## ITEMS:
________________________________________

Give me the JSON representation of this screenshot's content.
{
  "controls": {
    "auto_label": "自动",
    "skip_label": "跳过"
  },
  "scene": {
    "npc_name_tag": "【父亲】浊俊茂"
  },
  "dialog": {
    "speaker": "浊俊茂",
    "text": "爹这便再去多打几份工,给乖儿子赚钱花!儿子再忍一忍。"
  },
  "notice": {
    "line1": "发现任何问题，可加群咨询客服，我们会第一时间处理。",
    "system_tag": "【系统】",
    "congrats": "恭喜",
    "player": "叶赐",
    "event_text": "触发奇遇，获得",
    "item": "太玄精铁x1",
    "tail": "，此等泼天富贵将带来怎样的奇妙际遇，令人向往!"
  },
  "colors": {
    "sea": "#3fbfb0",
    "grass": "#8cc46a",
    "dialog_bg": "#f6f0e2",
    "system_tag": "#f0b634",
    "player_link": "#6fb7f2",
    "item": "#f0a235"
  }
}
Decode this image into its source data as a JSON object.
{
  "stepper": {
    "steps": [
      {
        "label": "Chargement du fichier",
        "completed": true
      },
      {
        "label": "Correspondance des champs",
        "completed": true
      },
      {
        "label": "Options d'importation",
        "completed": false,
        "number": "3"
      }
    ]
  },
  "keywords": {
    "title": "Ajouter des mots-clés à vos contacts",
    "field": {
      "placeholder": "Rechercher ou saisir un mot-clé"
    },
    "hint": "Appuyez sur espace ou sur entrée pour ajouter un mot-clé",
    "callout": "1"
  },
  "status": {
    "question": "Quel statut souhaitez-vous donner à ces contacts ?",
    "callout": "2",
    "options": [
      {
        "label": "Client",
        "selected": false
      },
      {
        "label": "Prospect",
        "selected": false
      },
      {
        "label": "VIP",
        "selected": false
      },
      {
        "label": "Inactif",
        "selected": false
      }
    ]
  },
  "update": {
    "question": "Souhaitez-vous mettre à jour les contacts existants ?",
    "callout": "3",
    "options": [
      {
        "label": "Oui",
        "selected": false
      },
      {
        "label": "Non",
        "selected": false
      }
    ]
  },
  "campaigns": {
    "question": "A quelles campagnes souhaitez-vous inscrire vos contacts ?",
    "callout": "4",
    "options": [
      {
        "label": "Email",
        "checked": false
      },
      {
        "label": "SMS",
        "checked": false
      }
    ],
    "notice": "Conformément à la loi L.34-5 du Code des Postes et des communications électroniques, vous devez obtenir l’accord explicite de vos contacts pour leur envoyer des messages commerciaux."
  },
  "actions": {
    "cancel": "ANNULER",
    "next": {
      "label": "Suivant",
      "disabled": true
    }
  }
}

________________________________________

## TASK INSTRUCTIONS:
Using the listing, collect all lines in which the string "notice" is found.

## OUTPUT OF THE TASK:
  "notice": {
    "notice": "Conformément à la loi L.34-5 du Code des Postes et des communications électroniques, vous devez obtenir l’accord explicite de vos contacts pour leur envoyer des messages commerciaux."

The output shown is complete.